> WHAT THIS TASK INVOLVES: Copy out the whole listing exactly as written, leaving the pictures behind.

========

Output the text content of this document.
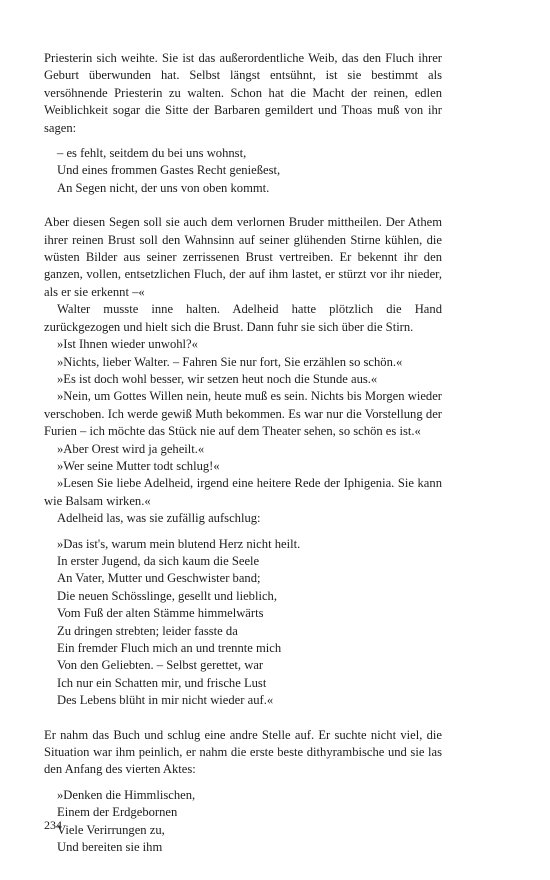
Priesterin sich weihte. Sie ist das außerordentliche Weib, das den Fluch ihrer Geburt überwunden hat. Selbst längst entsühnt, ist sie bestimmt als versöhnende Priesterin zu walten. Schon hat die Macht der reinen, edlen Weiblichkeit sogar die Sitte der Barbaren gemildert und Thoas muß von ihr sagen:

– es fehlt, seitdem du bei uns wohnst,
Und eines frommen Gastes Recht genießest,
An Segen nicht, der uns von oben kommt.

Aber diesen Segen soll sie auch dem verlornen Bruder mittheilen. Der Athem ihrer reinen Brust soll den Wahnsinn auf seiner glühenden Stirne kühlen, die wüsten Bilder aus seiner zerrissenen Brust vertreiben. Er bekennt ihr den ganzen, vollen, entsetzlichen Fluch, der auf ihm lastet, er stürzt vor ihr nieder, als er sie erkennt –«

Walter musste inne halten. Adelheid hatte plötzlich die Hand zurückgezogen und hielt sich die Brust. Dann fuhr sie sich über die Stirn.

»Ist Ihnen wieder unwohl?«

»Nichts, lieber Walter. – Fahren Sie nur fort, Sie erzählen so schön.«

»Es ist doch wohl besser, wir setzen heut noch die Stunde aus.«

»Nein, um Gottes Willen nein, heute muß es sein. Nichts bis Morgen wieder verschoben. Ich werde gewiß Muth bekommen. Es war nur die Vorstellung der Furien – ich möchte das Stück nie auf dem Theater sehen, so schön es ist.«

»Aber Orest wird ja geheilt.«

»Wer seine Mutter todt schlug!«

»Lesen Sie liebe Adelheid, irgend eine heitere Rede der Iphigenia. Sie kann wie Balsam wirken.«

Adelheid las, was sie zufällig aufschlug:

»Das ist's, warum mein blutend Herz nicht heilt.
In erster Jugend, da sich kaum die Seele
An Vater, Mutter und Geschwister band;
Die neuen Schösslinge, gesellt und lieblich,
Vom Fuß der alten Stämme himmelwärts
Zu dringen strebten; leider fasste da
Ein fremder Fluch mich an und trennte mich
Von den Geliebten. – Selbst gerettet, war
Ich nur ein Schatten mir, und frische Lust
Des Lebens blüht in mir nicht wieder auf.«

Er nahm das Buch und schlug eine andre Stelle auf. Er suchte nicht viel, die Situation war ihm peinlich, er nahm die erste beste dithyrambische und sie las den Anfang des vierten Aktes:

»Denken die Himmlischen,
Einem der Erdgebornen
Viele Verirrungen zu,
Und bereiten sie ihm
234
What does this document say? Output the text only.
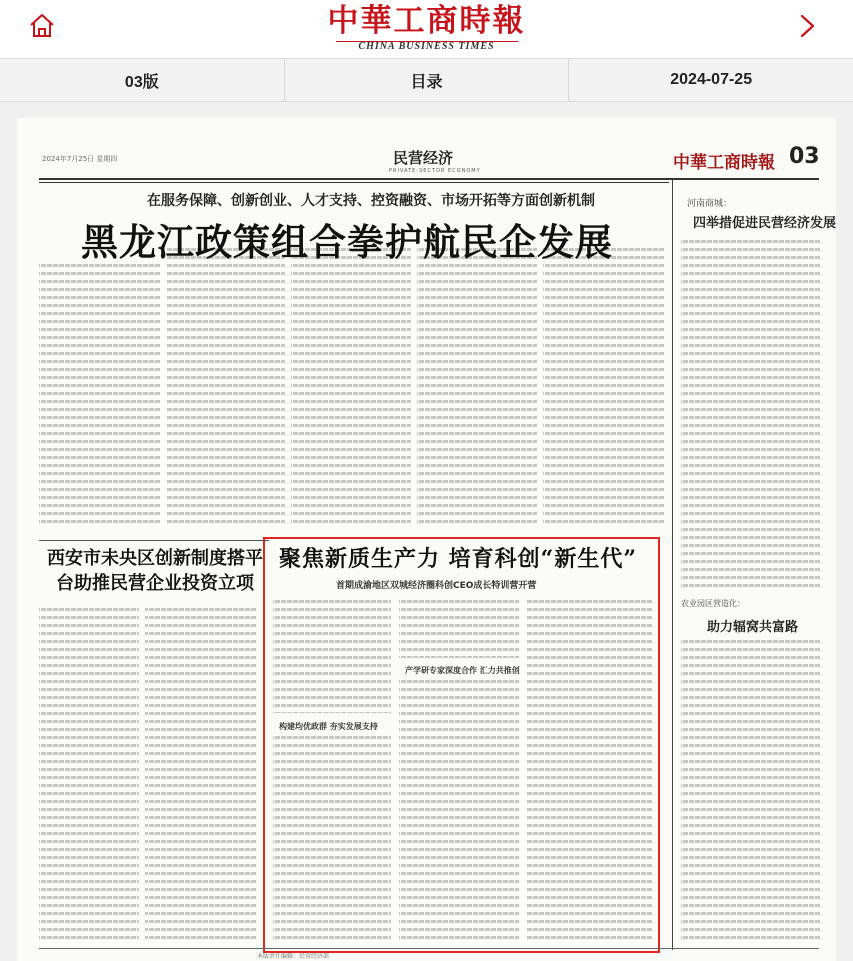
中華工商時報
CHINA BUSINESS TIMES
03版	目录	2024-07-25
2024年7月25日 星期四	民营经济
PRIVATE-SECTOR ECONOMY	中華工商時報 03
在服务保障、创新创业、人才支持、控资融资、市场开拓等方面创新机制
黑龙江政策组合拳护航民企发展
河南商城：
四举措促进民营经济发展
农业园区营造化：
助力辐窝共富路
西安市未央区创新制度搭平台助推民营企业投资立项
聚焦新质生产力 培育科创“新生代”
首期成渝地区双城经济圈科创CEO成长特训营开营
构建均优政群 夯实发展支持
产学研专家深度合作 汇力共推创
本版责任编辑：民营经济部
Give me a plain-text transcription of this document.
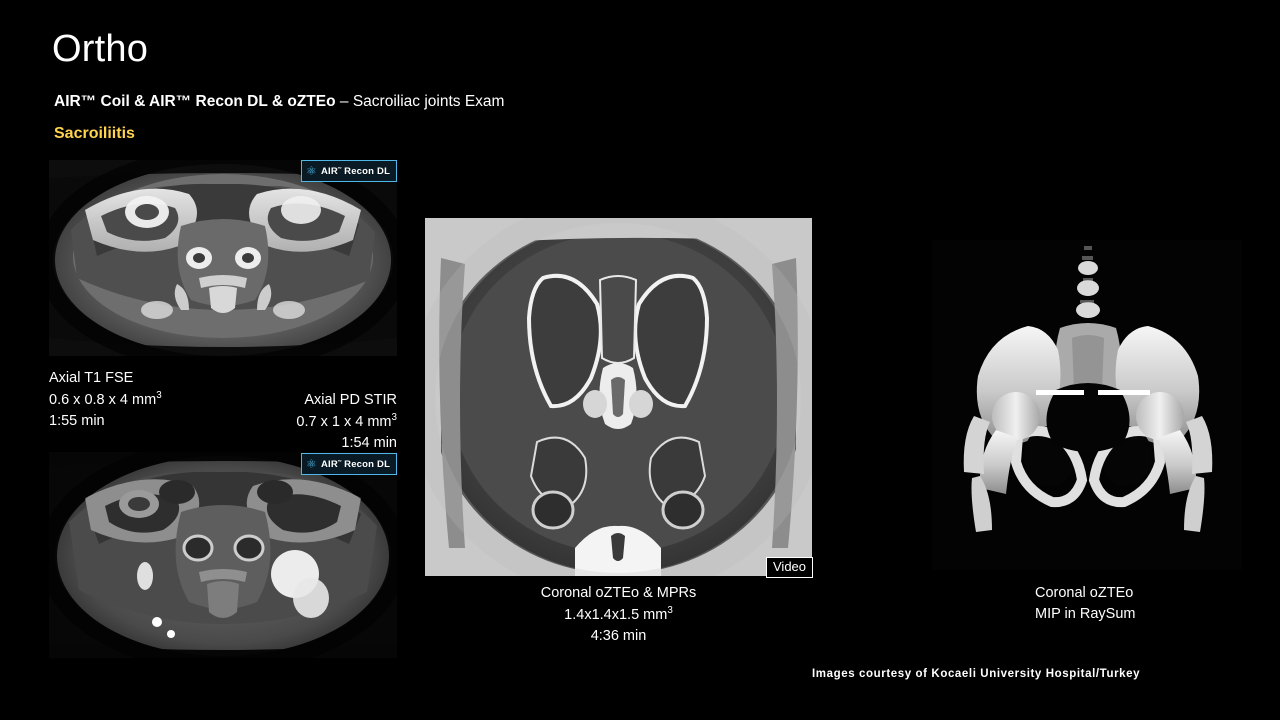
Ortho
AIR™ Coil & AIR™ Recon DL & oZTEo – Sacroiliac joints Exam
Sacroiliitis
⚛ AIR˜ Recon DL
Axial T1 FSE
0.6 x 0.8 x 4 $mm^3$
1:55 min
⚛ AIR˜ Recon DL
Axial PD STIR
0.7 x 1 x 4 $mm^3$
1:54 min
Video
Coronal oZTEo & MPRs
1.4x1.4x1.5 $mm^3$
4:36 min
Coronal oZTEo
MIP in RaySum
Images courtesy of Kocaeli University Hospital/Turkey
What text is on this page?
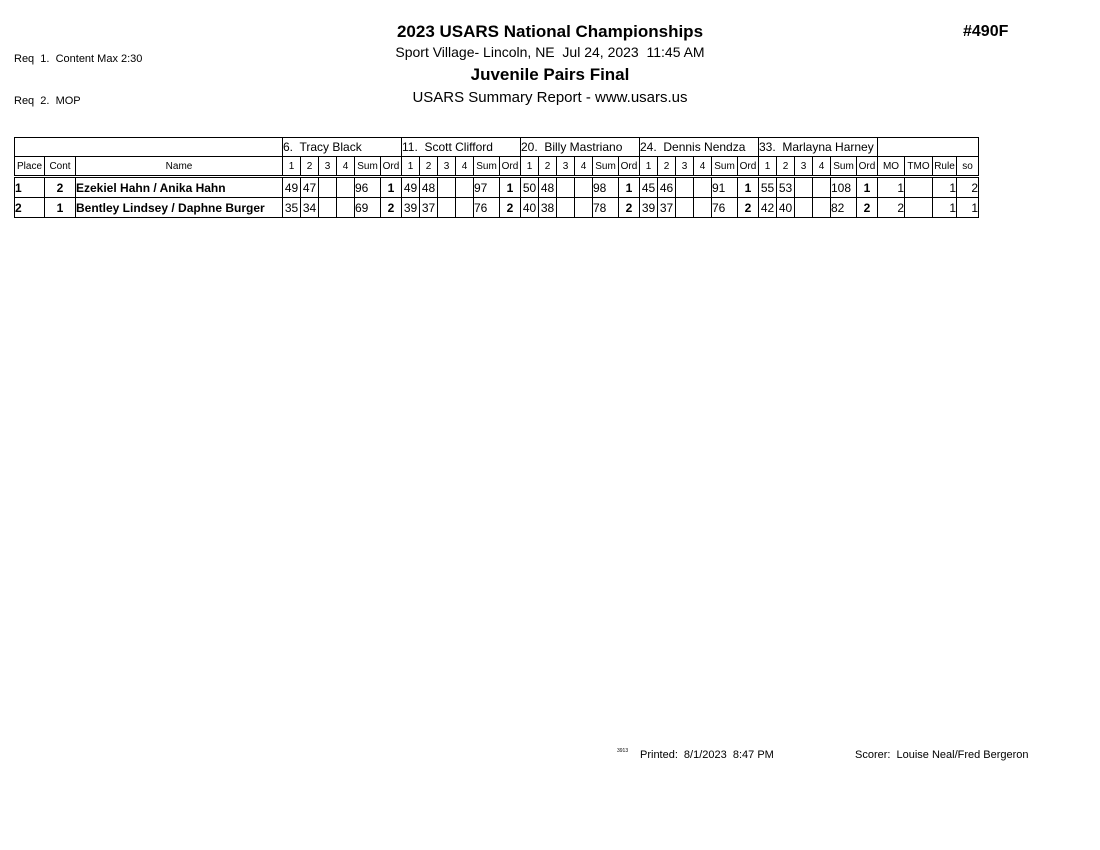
Req  1.  Content Max 2:30

Req  2.  MOP

2023 USARS National Championships
Sport Village- Lincoln, NE  Jul 24, 2023  11:45 AM
Juvenile Pairs Final
USARS Summary Report - www.usars.us
#490F
			6.  Tracy Black						11.  Scott Clifford						20.  Billy Mastriano						24.  Dennis Nendza						33.  Marlayna Harney									
Place	Cont	Name	1	2	3	4	Sum	Ord	1	2	3	4	Sum	Ord	1	2	3	4	Sum	Ord	1	2	3	4	Sum	Ord	1	2	3	4	Sum	Ord	MO	TMO	Rule	so
1	2	Ezekiel Hahn / Anika Hahn	49	47			96	1	49	48			97	1	50	48			98	1	45	46			91	1	55	53			108	1	1		1	2
2	1	Bentley Lindsey / Daphne Burger	35	34			69	2	39	37			76	2	40	38			78	2	39	37			76	2	42	40			82	2	2		1	1
3913 Printed: 8/1/2023  8:47 PM	Scorer: Louise Neal/Fred Bergeron
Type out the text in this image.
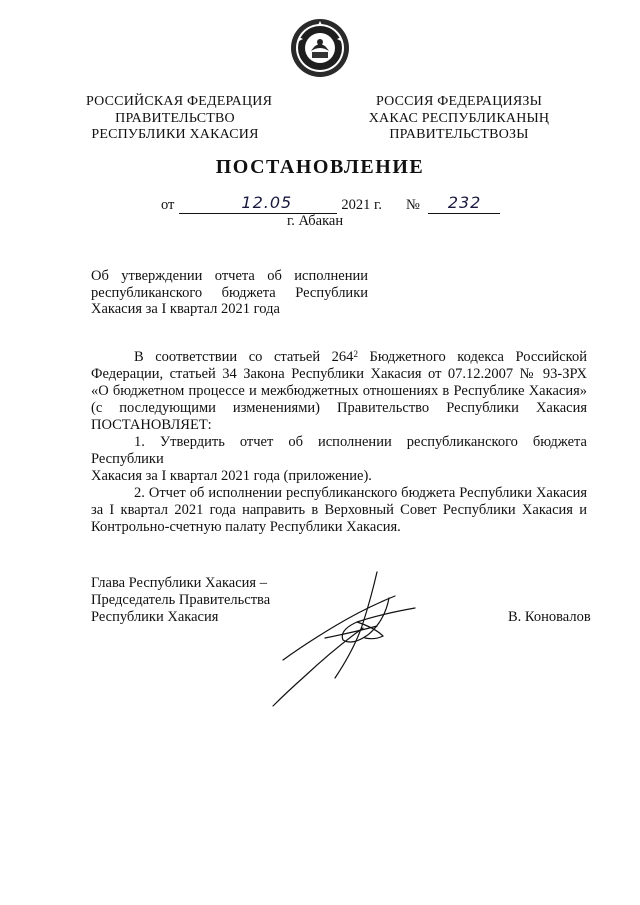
РОССИЙСКАЯ ФЕДЕРАЦИЯ
ПРАВИТЕЛЬСТВО
РЕСПУБЛИКИ ХАКАСИЯ
РОССИЯ ФЕДЕРАЦИЯЗЫ
ХАКАС РЕСПУБЛИКАНЫҢ
ПРАВИТЕЛЬСТВОЗЫ
ПОСТАНОВЛЕНИЕ
от	12.05	2021 г. № 232
г. Абакан
Об утверждении отчета об исполнении
республиканского бюджета Республики
Хакасия за I квартал 2021 года
В соответствии со статьей $264^2$ Бюджетного кодекса Российской
Федерации, статьей 34 Закона Республики Хакасия от 07.12.2007 № 93-ЗРХ
«О бюджетном процессе и межбюджетных отношениях в Республике Хакасия»
(с последующими изменениями) Правительство Республики Хакасия
ПОСТАНОВЛЯЕТ:
1. Утвердить отчет об исполнении республиканского бюджета Республики
Хакасия за I квартал 2021 года (приложение).
2. Отчет об исполнении республиканского бюджета Республики Хакасия
за I квартал 2021 года направить в Верховный Совет Республики Хакасия и
Контрольно-счетную палату Республики Хакасия.
Глава Республики Хакасия –
Председатель Правительства
Республики Хакасия	В. Коновалов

========

> FINISHED TASK:
Output the text content of this document.
Priesterin sich weihte. Sie ist das außerordentliche Weib, das den Fluch ihrer Geburt überwunden hat. Selbst längst entsühnt, ist sie bestimmt als versöhnende Priesterin zu walten. Schon hat die Macht der reinen, edlen Weiblichkeit sogar die Sitte der Barbaren gemildert und Thoas muß von ihr sagen:

– es fehlt, seitdem du bei uns wohnst,
Und eines frommen Gastes Recht genießest,
An Segen nicht, der uns von oben kommt.

Aber diesen Segen soll sie auch dem verlornen Bruder mittheilen. Der Athem ihrer reinen Brust soll den Wahnsinn auf seiner glühenden Stirne kühlen, die wüsten Bilder aus seiner zerrissenen Brust vertreiben. Er bekennt ihr den ganzen, vollen, entsetzlichen Fluch, der auf ihm lastet, er stürzt vor ihr nieder, als er sie erkennt –«

Walter musste inne halten. Adelheid hatte plötzlich die Hand zurückgezogen und hielt sich die Brust. Dann fuhr sie sich über die Stirn.

»Ist Ihnen wieder unwohl?«

»Nichts, lieber Walter. – Fahren Sie nur fort, Sie erzählen so schön.«

»Es ist doch wohl besser, wir setzen heut noch die Stunde aus.«

»Nein, um Gottes Willen nein, heute muß es sein. Nichts bis Morgen wieder verschoben. Ich werde gewiß Muth bekommen. Es war nur die Vorstellung der Furien – ich möchte das Stück nie auf dem Theater sehen, so schön es ist.«

»Aber Orest wird ja geheilt.«

»Wer seine Mutter todt schlug!«

»Lesen Sie liebe Adelheid, irgend eine heitere Rede der Iphigenia. Sie kann wie Balsam wirken.«

Adelheid las, was sie zufällig aufschlug:

»Das ist's, warum mein blutend Herz nicht heilt.
In erster Jugend, da sich kaum die Seele
An Vater, Mutter und Geschwister band;
Die neuen Schösslinge, gesellt und lieblich,
Vom Fuß der alten Stämme himmelwärts
Zu dringen strebten; leider fasste da
Ein fremder Fluch mich an und trennte mich
Von den Geliebten. – Selbst gerettet, war
Ich nur ein Schatten mir, und frische Lust
Des Lebens blüht in mir nicht wieder auf.«

Er nahm das Buch und schlug eine andre Stelle auf. Er suchte nicht viel, die Situation war ihm peinlich, er nahm die erste beste dithyrambische und sie las den Anfang des vierten Aktes:

»Denken die Himmlischen,
Einem der Erdgebornen
Viele Verirrungen zu,
Und bereiten sie ihm
234
What does this document say? Output the text only.
中華工商時報
CHINA BUSINESS TIMES
03版	目录	2024-07-25
2024年7月25日 星期四	民营经济
PRIVATE-SECTOR ECONOMY	中華工商時報 03
在服务保障、创新创业、人才支持、控资融资、市场开拓等方面创新机制
黑龙江政策组合拳护航民企发展
河南商城：
四举措促进民营经济发展
农业园区营造化：
助力辐窝共富路
西安市未央区创新制度搭平台助推民营企业投资立项
聚焦新质生产力 培育科创“新生代”
首期成渝地区双城经济圈科创CEO成长特训营开营
构建均优政群 夯实发展支持
产学研专家深度合作 汇力共推创
本版责任编辑：民营经济部
Give me a plain-text transcription of this document.
Ortho
AIR™ Coil & AIR™ Recon DL & oZTEo – Sacroiliac joints Exam
Sacroiliitis
⚛ AIR˜ Recon DL
Axial T1 FSE
0.6 x 0.8 x 4 $mm^3$
1:55 min
⚛ AIR˜ Recon DL
Axial PD STIR
0.7 x 1 x 4 $mm^3$
1:54 min
Video
Coronal oZTEo & MPRs
1.4x1.4x1.5 $mm^3$
4:36 min
Coronal oZTEo
MIP in RaySum
Images courtesy of Kocaeli University Hospital/Turkey
What text is on this page?
Req  1.  Content Max 2:30

Req  2.  MOP

2023 USARS National Championships
Sport Village- Lincoln, NE  Jul 24, 2023  11:45 AM
Juvenile Pairs Final
USARS Summary Report - www.usars.us
#490F
			6.  Tracy Black						11.  Scott Clifford						20.  Billy Mastriano						24.  Dennis Nendza						33.  Marlayna Harney									
Place	Cont	Name	1	2	3	4	Sum	Ord	1	2	3	4	Sum	Ord	1	2	3	4	Sum	Ord	1	2	3	4	Sum	Ord	1	2	3	4	Sum	Ord	MO	TMO	Rule	so
1	2	Ezekiel Hahn / Anika Hahn	49	47			96	1	49	48			97	1	50	48			98	1	45	46			91	1	55	53			108	1	1		1	2
2	1	Bentley Lindsey / Daphne Burger	35	34			69	2	39	37			76	2	40	38			78	2	39	37			76	2	42	40			82	2	2		1	1
3913 Printed: 8/1/2023  8:47 PM	Scorer: Louise Neal/Fred Bergeron
Type out the text in this image.
РОССИЙСКАЯ ФЕДЕРАЦИЯ
ПРАВИТЕЛЬСТВО
РЕСПУБЛИКИ ХАКАСИЯ
РОССИЯ ФЕДЕРАЦИЯЗЫ
ХАКАС РЕСПУБЛИКАНЫҢ
ПРАВИТЕЛЬСТВОЗЫ
ПОСТАНОВЛЕНИЕ
от	12.05	2021 г. № 232
г. Абакан
Об утверждении отчета об исполнении
республиканского бюджета Республики
Хакасия за I квартал 2021 года
В соответствии со статьей $264^2$ Бюджетного кодекса Российской
Федерации, статьей 34 Закона Республики Хакасия от 07.12.2007 № 93-ЗРХ
«О бюджетном процессе и межбюджетных отношениях в Республике Хакасия»
(с последующими изменениями) Правительство Республики Хакасия
ПОСТАНОВЛЯЕТ:
1. Утвердить отчет об исполнении республиканского бюджета Республики
Хакасия за I квартал 2021 года (приложение).
2. Отчет об исполнении республиканского бюджета Республики Хакасия
за I квартал 2021 года направить в Верховный Совет Республики Хакасия и
Контрольно-счетную палату Республики Хакасия.
Глава Республики Хакасия –
Председатель Правительства
Республики Хакасия	В. Коновалов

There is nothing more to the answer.